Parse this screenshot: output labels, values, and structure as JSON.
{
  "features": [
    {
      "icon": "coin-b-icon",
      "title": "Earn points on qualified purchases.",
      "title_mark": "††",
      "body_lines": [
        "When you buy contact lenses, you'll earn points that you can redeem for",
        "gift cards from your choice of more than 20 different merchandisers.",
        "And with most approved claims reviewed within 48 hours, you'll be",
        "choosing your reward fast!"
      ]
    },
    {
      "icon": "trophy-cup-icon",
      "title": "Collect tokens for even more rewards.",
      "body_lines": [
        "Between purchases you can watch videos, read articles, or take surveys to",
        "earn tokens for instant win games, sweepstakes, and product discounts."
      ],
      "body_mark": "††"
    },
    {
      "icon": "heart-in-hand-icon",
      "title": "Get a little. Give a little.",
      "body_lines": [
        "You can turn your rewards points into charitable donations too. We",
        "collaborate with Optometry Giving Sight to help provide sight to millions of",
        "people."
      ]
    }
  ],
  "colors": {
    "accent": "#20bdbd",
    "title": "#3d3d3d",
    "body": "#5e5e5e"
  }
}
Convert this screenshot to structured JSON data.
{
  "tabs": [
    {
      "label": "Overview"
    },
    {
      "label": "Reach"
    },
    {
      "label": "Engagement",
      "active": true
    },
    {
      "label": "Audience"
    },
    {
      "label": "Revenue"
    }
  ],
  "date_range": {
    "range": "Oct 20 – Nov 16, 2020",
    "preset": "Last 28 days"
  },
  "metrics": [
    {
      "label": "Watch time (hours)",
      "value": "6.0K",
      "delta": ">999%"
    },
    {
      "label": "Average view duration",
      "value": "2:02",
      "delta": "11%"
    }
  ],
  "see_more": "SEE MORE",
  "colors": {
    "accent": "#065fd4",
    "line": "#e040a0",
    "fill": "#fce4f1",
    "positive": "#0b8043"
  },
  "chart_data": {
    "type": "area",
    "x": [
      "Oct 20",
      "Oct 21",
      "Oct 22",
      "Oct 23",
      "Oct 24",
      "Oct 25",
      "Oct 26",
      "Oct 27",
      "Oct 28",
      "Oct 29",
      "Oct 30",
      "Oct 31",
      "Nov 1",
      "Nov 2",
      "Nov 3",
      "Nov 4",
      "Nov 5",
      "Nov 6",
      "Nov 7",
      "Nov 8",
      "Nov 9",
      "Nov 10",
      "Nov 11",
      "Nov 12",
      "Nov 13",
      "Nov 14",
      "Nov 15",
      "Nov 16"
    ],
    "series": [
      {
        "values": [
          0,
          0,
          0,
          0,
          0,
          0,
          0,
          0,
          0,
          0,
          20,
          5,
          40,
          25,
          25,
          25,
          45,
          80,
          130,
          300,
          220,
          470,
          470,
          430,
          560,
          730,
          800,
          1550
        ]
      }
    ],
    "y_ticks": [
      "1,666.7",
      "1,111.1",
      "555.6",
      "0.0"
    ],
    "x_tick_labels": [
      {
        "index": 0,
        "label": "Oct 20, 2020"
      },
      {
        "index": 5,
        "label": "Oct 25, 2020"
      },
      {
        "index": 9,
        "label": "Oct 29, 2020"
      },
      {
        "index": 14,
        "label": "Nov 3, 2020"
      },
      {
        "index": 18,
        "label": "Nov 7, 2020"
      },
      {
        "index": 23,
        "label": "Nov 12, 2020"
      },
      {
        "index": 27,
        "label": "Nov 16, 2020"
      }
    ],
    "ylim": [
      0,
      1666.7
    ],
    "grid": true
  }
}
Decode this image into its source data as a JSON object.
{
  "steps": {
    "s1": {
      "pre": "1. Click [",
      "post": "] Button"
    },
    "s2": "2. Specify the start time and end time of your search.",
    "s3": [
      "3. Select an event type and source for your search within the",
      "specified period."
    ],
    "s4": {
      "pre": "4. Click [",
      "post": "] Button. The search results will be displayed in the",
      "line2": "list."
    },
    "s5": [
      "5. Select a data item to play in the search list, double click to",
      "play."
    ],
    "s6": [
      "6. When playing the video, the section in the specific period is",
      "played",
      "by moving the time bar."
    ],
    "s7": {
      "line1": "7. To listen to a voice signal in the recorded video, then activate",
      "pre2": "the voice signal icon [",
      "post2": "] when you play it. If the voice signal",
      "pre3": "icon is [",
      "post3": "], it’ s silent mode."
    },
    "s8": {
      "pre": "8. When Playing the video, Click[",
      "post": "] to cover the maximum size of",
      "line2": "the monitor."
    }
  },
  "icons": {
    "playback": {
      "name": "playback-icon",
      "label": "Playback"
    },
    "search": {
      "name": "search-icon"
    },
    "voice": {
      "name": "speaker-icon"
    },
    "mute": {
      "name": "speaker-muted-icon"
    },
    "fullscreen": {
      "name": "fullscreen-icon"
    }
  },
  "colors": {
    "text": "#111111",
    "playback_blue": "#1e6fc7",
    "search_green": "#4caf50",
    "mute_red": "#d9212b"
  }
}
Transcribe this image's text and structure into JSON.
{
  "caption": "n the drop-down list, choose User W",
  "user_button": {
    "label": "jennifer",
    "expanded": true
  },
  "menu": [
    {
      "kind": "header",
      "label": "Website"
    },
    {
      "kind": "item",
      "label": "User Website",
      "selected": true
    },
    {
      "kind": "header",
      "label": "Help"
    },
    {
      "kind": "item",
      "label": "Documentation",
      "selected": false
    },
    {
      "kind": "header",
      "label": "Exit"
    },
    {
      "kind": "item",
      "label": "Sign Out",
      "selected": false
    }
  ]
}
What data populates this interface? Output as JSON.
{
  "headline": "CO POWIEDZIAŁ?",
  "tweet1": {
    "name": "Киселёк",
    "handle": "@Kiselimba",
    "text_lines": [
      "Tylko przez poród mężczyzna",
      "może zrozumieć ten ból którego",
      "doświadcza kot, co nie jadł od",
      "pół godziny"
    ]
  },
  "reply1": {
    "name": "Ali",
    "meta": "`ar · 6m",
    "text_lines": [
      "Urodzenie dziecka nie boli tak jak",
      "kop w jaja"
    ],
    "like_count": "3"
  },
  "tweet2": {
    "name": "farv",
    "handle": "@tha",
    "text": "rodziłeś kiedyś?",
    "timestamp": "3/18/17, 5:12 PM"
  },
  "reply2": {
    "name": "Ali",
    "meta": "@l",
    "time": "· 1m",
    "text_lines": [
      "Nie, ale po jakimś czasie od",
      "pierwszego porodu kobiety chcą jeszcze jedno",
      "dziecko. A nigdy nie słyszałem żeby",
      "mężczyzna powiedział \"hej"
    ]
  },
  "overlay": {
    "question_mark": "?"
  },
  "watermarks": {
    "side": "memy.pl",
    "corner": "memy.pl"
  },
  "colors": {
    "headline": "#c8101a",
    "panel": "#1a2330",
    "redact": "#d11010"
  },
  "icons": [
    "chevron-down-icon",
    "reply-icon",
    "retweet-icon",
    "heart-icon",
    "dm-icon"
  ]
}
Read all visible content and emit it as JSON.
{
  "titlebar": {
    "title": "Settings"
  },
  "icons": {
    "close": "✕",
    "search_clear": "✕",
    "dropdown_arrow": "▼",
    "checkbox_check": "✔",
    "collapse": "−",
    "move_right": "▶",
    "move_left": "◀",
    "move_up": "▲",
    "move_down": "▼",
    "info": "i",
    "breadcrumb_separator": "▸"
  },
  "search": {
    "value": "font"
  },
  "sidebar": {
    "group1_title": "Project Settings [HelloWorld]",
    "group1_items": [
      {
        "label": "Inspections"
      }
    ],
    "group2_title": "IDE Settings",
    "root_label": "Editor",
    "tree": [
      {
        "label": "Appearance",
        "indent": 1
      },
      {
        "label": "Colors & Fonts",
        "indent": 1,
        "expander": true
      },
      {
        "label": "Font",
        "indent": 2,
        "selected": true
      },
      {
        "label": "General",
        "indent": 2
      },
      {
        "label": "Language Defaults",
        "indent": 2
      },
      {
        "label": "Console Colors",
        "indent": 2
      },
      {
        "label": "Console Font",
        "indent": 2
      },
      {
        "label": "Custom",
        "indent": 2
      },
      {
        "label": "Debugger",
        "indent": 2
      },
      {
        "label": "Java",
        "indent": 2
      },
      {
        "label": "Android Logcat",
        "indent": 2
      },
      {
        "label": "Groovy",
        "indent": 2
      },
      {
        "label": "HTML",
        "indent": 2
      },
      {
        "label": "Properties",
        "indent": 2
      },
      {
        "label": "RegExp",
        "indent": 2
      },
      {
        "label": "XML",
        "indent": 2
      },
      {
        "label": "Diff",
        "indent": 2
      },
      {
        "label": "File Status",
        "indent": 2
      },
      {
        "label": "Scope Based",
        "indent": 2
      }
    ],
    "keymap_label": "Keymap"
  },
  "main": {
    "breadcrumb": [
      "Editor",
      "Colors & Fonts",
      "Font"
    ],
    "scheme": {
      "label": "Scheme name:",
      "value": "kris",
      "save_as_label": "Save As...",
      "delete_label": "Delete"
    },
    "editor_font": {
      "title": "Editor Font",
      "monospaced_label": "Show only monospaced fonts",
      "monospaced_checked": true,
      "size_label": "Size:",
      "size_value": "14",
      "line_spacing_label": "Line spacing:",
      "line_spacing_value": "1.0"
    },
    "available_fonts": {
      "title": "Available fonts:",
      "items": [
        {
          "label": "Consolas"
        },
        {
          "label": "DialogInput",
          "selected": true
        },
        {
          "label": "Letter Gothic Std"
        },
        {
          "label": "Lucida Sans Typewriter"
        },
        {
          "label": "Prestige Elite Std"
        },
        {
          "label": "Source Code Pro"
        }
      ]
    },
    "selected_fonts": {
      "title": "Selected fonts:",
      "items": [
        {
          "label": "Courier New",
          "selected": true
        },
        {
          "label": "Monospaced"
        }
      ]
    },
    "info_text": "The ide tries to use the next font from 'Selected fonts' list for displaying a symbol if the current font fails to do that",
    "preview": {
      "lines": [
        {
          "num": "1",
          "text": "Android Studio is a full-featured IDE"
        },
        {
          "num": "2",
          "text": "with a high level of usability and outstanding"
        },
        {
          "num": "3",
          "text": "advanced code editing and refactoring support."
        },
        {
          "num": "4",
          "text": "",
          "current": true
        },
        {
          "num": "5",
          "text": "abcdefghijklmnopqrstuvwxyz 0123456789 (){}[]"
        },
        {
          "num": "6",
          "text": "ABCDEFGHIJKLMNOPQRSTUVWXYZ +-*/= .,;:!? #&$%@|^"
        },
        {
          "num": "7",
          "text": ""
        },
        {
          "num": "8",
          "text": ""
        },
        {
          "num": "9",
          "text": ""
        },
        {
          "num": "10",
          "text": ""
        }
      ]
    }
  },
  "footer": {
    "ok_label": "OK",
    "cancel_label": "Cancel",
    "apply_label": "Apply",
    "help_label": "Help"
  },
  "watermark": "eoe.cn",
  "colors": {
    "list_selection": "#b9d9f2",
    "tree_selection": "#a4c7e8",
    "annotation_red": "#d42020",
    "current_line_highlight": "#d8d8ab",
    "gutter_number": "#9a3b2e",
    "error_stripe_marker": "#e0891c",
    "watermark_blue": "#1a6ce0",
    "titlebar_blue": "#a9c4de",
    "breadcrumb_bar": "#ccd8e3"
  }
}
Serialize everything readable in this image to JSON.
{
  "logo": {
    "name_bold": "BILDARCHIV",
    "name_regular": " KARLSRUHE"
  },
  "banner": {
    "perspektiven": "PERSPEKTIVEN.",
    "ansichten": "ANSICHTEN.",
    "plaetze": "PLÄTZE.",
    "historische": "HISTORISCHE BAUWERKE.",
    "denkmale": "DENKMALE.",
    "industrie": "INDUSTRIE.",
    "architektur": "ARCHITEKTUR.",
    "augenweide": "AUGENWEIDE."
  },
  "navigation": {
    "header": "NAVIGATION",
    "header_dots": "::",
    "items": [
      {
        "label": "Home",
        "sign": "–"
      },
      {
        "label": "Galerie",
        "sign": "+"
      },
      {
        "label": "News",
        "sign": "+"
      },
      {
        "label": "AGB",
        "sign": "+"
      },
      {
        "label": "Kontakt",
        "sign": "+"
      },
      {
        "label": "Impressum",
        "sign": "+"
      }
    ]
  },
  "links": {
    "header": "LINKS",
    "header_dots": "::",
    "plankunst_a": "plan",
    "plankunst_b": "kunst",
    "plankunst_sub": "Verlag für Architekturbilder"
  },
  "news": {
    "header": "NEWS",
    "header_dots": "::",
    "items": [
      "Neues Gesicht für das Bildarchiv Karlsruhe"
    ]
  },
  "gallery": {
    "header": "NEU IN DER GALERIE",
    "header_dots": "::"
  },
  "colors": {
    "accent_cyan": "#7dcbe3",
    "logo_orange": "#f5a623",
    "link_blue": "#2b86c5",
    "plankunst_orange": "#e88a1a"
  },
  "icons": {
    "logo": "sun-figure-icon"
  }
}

Task objective.
Identify the lines in the entries that hold "Settings" and return each one.

Response to the exercise.
    "title": "Settings"
    "group1_title": "Project Settings [HelloWorld]",
    "group2_title": "IDE Settings",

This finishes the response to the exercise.